EXCERPT TO READ -
--- START ---

Anybody know if certain EGR valves use more vacuum than others? Anybody have a vacuum diagram for an 88, the one I was using was for an 89. Anything else you can think of?

Jeepzilla
03-22-2003, 01:38 PM
EGR valve is supposed to be open when warmed up and with high manifold vac ops. The CTO valve will do this. Supposed to be closed at idle and when cold. If you have manifold vac to the EGR (just pull off the line and check with your finger), then check to see that the pintle is not frozen. Shoot thoroughly with penetrating oil and work it loose. There is a big diaphragm in there too, I suppose it could fail...

jeepinrandy
03-22-2003, 08:48 PM
smile.gif Learned something new :cool: So I have vacuum at the EGR, not allot, but some. The EGR stays open until the vacuum is released, bad EGR valve? Wrong valve ?

The EGR valve is the one that was on the Holley Street Dominator intake when I bought it, so it could be the wrong one. Next step is to swap the one on from the original engine.

Jeepzilla
03-22-2003, 09:51 PM
I'm confused. The EGR is not on the carburetor, it is on the manifold. There is a manifold vac line connection to carb, that's all. Shouldn't make any difference what carb you have. There is a thermal vac switch in your air cleaner. It controls vacuum passage between the EGR and the CTO. When cold the TVS blocks vac to the EGR and prevents its operation. There is a dump valve between the EGR vac source and the EGR. It prevents the EGR from operating at low manifold vac levels.

Test your EGR as follows:
1. At normal operating temp. and at idle, rapidly open the throttle to 1500 rpm and close. You should see the diaphragm move. If it does not, you have a vac line leak or a bad EGR. If that is OK then,
2. At op temp amd idling, depress the EGR diaphragm (opens the valve). RPM should drop quickly. proving the the valve was closed correctly. If there is no change in RPM, and you have proven that the EGR is working (above), then you have a plugged passage from the EGR to the manifold.

BTW, if the engine idles badly, and you do not get RPM changes by pressing the diaphram, then the EGR is not preventing exhaust gases from entering the combustion chamber during idle. Exhaust gases are contaminating the mixture, making it run rough. Check for bad hoses, wrong routing or bad EGR. When buying new valve specify the engine, not the carb.

[ March 23, 2003, 04:53 AM: Message edited by: Jeepzilla ]

jeepinrandy
03-22-2003, 10:47 PM
Sorry for the confusion, my fault.

EGR is on the manifold, which happens to be made by Holley.

At operating temperature the engine is running rough at idle until I un-hook the EGR. This indicates that it is open until I un-hook it. I think the wrong EGR is on the manifold and I was mixed up because I thought it should be connected to ported vacuum.

--- END ---

GIVEN DATA -
--- START ---

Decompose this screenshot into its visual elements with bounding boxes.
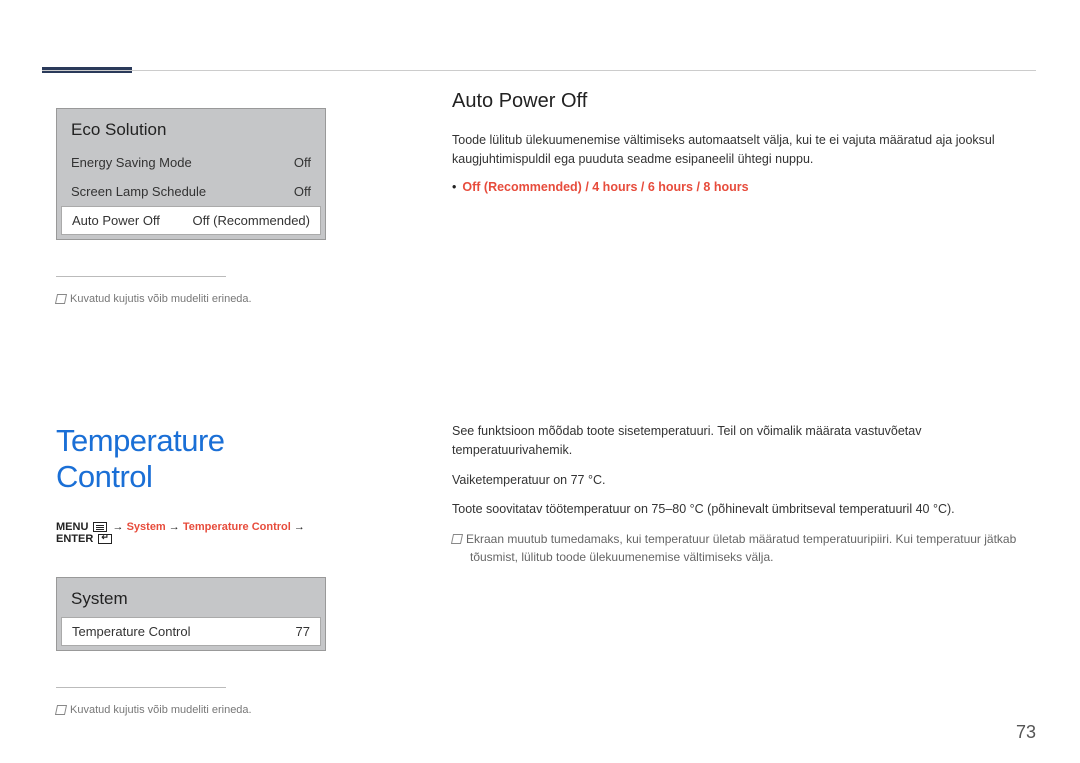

--- END ---

WHAT TO DO -
1 > For each statement, answer yes or no according to the EGR discussion, and quote the words of the text that decide it: (a) The EGR valve is supposed to be closed at idle and when cold. (b) The EGR is mounted on the carburetor. (c) When buying a new valve, one should specify the carburetor.
2 > Quote the EGR discussion from "BTW, if the" up to and including "not the carb.".
The listing is not needed here.

RESULTS OF THE EXERCISE -
1 >
(a) Yes: "Supposed to be closed at idle and when cold."
(b) No: "The EGR is not on the carburetor, it is on the manifold."
(c) No: "When buying new valve specify the engine, not the carb."

2 >
BTW, if the engine idles badly, and you do not get RPM changes by pressing the diaphram, then the EGR is not preventing exhaust gases from entering the combustion chamber during idle. Exhaust gases are contaminating the mixture, making it run rough. Check for bad hoses, wrong routing or bad EGR. When buying new valve specify the engine, not the carb.